▶ _Problem statement_:
Pick out each line of the records that includes the string "BANYO", and copy it.

▶ _Raw records_:
>> begin
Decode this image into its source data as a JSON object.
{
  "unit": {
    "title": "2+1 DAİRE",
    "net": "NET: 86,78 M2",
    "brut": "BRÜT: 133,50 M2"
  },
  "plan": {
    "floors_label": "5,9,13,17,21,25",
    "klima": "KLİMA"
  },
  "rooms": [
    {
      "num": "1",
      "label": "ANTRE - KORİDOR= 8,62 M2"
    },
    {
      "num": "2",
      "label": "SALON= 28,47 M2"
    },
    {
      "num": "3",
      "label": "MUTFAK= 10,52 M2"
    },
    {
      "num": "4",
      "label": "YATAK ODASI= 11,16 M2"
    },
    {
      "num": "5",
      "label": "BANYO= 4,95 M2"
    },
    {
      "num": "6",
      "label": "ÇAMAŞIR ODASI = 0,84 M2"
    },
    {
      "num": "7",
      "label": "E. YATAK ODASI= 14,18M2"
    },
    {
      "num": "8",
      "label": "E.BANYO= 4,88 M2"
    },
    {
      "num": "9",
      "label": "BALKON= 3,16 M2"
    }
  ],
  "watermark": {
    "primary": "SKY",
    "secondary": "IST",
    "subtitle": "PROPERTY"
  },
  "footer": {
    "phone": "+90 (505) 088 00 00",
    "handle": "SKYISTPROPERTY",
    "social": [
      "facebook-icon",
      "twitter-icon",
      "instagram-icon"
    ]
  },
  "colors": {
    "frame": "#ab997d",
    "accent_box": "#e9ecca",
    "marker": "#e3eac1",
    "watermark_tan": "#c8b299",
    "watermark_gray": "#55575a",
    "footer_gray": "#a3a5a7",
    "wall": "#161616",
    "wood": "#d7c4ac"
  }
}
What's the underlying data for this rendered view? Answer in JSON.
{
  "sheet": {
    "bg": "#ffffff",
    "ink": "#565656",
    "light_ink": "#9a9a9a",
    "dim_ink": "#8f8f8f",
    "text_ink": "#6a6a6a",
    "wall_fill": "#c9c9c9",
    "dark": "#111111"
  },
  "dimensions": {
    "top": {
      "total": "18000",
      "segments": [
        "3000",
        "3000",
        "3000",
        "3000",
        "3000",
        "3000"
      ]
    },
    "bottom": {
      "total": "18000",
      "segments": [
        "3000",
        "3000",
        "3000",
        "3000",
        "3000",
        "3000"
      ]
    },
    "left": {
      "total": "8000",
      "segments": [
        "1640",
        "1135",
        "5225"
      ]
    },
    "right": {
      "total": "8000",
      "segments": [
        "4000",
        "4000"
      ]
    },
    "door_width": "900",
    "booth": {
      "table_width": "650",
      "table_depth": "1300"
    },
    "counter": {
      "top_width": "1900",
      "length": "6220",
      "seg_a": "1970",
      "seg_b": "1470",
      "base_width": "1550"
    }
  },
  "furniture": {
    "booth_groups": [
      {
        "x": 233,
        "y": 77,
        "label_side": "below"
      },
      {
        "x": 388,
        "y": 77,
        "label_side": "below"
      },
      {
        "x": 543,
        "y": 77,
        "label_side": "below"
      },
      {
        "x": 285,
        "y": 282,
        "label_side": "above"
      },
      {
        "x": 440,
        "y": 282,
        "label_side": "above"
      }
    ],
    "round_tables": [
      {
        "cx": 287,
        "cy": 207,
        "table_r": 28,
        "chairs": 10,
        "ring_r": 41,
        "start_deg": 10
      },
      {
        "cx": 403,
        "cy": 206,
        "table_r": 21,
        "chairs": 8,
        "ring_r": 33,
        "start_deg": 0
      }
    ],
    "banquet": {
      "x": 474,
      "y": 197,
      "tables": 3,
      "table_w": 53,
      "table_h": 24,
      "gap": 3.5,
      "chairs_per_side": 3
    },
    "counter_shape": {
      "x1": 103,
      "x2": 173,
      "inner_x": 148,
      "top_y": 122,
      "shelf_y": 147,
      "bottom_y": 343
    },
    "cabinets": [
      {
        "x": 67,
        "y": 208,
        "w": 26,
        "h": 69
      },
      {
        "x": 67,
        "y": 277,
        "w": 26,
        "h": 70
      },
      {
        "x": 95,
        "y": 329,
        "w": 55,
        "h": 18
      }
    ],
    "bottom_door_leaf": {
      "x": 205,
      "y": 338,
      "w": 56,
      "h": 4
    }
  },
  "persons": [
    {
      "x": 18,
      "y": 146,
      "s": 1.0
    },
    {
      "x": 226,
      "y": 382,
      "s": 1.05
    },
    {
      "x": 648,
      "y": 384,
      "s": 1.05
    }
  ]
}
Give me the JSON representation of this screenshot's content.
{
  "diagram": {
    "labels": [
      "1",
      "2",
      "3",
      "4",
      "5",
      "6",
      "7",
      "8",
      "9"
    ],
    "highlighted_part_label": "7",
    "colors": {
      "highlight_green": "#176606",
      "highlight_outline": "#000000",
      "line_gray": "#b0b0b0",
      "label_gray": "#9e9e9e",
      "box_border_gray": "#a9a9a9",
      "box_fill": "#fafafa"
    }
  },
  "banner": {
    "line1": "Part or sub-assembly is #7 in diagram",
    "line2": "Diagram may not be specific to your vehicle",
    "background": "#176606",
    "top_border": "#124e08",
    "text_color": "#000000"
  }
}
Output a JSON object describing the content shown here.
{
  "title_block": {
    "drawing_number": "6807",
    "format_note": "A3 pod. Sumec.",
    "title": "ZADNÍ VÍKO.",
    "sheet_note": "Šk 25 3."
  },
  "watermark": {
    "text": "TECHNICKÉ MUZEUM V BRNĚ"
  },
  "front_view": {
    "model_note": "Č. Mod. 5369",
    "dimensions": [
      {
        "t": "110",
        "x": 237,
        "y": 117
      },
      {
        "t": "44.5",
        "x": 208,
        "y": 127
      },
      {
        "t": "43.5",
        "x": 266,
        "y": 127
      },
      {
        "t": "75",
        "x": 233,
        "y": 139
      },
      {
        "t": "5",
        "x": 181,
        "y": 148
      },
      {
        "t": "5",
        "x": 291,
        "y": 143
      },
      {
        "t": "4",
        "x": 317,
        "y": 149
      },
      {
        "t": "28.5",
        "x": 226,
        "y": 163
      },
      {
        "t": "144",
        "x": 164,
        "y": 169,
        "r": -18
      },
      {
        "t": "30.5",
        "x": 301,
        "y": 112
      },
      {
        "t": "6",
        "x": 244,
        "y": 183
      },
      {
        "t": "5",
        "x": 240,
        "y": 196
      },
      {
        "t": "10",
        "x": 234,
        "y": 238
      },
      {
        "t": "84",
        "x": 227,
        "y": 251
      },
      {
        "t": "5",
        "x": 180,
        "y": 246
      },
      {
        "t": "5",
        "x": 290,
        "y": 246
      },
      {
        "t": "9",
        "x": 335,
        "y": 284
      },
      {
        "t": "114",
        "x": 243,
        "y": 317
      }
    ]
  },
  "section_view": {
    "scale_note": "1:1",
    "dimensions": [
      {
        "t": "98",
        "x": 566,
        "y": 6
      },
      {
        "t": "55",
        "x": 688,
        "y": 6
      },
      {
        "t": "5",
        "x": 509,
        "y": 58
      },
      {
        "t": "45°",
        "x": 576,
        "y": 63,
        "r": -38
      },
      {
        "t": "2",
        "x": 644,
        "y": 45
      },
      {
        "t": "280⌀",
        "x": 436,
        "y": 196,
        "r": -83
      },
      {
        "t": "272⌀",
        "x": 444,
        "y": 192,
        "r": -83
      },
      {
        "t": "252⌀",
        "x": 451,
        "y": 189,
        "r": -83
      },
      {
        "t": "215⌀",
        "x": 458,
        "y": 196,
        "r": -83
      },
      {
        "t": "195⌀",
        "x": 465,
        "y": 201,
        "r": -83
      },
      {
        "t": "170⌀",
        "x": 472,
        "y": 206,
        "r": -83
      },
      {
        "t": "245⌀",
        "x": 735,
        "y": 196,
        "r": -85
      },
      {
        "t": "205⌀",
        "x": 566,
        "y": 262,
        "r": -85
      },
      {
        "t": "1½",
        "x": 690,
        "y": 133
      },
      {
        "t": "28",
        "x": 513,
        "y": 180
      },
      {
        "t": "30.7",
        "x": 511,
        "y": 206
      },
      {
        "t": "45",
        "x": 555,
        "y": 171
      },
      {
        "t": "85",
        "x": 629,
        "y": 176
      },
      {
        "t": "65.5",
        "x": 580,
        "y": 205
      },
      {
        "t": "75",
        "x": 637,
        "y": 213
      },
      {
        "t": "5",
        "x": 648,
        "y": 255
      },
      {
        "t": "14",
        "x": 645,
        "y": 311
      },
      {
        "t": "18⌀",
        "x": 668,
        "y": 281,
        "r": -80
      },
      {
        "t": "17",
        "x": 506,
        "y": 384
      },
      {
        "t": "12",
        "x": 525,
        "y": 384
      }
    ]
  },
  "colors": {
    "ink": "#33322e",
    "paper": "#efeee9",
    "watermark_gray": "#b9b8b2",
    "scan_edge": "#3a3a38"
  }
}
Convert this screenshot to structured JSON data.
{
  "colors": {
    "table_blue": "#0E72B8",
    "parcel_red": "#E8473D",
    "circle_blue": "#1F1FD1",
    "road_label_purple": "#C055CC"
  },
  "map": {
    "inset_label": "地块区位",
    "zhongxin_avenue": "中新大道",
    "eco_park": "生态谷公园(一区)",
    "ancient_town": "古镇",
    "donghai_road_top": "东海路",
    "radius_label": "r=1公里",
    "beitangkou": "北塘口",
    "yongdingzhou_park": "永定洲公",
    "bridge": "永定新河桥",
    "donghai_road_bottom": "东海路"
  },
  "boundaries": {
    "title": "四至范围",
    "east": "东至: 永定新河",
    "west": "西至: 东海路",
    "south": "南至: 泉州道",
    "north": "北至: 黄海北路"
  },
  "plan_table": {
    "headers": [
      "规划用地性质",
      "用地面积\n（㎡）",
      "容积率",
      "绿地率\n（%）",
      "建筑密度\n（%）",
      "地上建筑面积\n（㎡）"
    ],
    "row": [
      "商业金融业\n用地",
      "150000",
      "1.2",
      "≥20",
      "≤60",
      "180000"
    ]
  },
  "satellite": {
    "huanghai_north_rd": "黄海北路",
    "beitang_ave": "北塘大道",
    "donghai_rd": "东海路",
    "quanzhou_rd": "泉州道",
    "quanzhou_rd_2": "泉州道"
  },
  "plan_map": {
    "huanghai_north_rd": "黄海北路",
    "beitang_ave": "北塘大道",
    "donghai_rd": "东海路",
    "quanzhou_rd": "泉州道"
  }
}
>> end
▶ _Task solution_:
      "label": "BANYO= 4,95 M2"
      "label": "E.BANYO= 4,88 M2"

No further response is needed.